_Source passage:_

Vista was a great OS, but it was made for tomorrows computer. Sure it had bugs that were not there before, something that happens when you recode everything from scratch, pretty much.

Microsoft mistake was to push lower specs system requirement from what it actually needed. Either due to the pressure of shareholder to have sales after 6 years in the works, and billions spent, or manufactures wanted to continue to take advantage of the consumers by selling over priced hardware, and satisfy budget oriented consumers, instead of just having XP for lower end systems, and Vista for proper specs systems. It would have been odd, but at least it would have worked. Not to mention that many people installed Vista on their system with too low specs. Vista biggest problem was that manufactures decided to push new hardware for Vista support. You wanted Vista drivers? Buy new hardware and peripheral. Luckily, not all hardware manufacture were like this, but the big ones like HP, Creative Labs, and many others, did. Only to see after months later that people switch hardware and put their company in their blacklist, and since back tracked in doing this business model.

Only tech savy people could manage to go around it, by finding the "new" product the manufacture was pushing which was the identical product that the person had, just a different look essentially, and install those drivers instead. So it all piled up, and people blamed Vista.

 

Windows 7, is Vista. Just more bug fixes from Vista latest service pack and latest updates, and optimization. You saying that you liked Windows 7 but not Vista, shows that Vista was not bad actually. Sure it brought new features, of course it will, but it is still Vista, much like Windows 8, and 10.

_Listing:_

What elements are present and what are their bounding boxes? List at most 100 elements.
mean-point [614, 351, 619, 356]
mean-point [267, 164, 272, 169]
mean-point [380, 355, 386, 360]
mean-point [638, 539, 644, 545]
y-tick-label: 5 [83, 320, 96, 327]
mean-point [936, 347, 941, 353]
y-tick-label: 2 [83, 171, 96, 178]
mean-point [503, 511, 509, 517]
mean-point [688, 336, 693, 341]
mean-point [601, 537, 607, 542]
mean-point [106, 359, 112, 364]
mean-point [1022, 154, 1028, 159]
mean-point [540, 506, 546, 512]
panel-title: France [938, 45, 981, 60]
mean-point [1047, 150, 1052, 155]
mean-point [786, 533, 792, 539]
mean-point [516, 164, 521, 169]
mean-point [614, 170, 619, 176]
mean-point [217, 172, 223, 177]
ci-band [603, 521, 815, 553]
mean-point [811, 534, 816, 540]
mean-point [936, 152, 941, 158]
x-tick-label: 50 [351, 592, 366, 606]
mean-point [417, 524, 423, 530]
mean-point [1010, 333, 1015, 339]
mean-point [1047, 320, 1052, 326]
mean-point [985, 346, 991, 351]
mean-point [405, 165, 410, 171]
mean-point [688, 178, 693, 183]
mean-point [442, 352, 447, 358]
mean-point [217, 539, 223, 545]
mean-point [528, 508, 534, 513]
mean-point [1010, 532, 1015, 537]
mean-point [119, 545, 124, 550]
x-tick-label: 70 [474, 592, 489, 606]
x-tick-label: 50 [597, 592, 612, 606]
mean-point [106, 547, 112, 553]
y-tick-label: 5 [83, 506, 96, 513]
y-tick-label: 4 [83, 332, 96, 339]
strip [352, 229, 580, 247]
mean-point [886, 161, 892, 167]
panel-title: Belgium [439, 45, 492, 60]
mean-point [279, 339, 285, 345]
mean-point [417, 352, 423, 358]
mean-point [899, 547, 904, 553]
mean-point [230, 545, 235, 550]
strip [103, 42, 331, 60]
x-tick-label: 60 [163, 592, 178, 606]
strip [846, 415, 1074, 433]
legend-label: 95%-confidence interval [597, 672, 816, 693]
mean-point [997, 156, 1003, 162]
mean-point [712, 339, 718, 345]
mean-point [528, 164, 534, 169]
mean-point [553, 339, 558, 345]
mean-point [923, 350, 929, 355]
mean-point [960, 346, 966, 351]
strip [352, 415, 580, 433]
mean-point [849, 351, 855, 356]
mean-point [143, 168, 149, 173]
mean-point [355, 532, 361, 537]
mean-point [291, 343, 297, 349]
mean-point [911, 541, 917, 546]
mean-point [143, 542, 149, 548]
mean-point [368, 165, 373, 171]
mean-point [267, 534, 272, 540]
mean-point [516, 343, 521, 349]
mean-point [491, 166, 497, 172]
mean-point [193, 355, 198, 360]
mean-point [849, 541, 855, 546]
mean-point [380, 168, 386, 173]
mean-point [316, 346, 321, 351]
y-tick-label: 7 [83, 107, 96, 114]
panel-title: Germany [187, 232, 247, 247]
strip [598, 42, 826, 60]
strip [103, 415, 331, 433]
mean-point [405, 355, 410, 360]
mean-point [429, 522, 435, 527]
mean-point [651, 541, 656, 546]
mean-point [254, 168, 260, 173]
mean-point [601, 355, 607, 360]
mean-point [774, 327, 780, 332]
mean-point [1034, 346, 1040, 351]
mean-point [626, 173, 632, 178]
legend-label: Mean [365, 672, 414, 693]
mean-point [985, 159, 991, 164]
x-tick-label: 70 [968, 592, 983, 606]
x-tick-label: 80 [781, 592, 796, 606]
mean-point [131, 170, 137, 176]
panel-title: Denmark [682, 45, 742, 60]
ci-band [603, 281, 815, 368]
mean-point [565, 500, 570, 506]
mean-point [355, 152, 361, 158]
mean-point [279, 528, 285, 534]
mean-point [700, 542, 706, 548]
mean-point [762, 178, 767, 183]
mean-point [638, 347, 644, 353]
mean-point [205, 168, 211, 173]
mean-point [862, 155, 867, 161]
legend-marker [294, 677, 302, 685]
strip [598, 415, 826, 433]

_Exercise requirements:_
A - Using the comment on Windows Vista, decide whether each statement agrees with it: (i) HP and Creative Labs were among the manufacturers that pushed new hardware for Vista support; (ii) every hardware manufacturer required new hardware to get Vista drivers; (iii) Windows 7 is a different system from Vista. Answer yes or no for each, quoting the words that decide it.
B - In the comment on Windows Vista, how did tech-savvy people get around the manufacturers' push for new hardware?
C - Translate this sentence from the comment on Windows Vista into Spanish: "It would have been odd, but at least it would have worked."

_Task answers:_
A -
(i) Yes: "but the big ones like HP, Creative Labs, and many others, did."
(ii) No: "Luckily, not all hardware manufacture were like this"
(iii) No: "Windows 7, is Vista."

B - They found the "new" product the manufacturer was pushing, which was identical to the one they had apart from its look, and installed its drivers instead.

C - Habría sido extraño, pero al menos habría funcionado.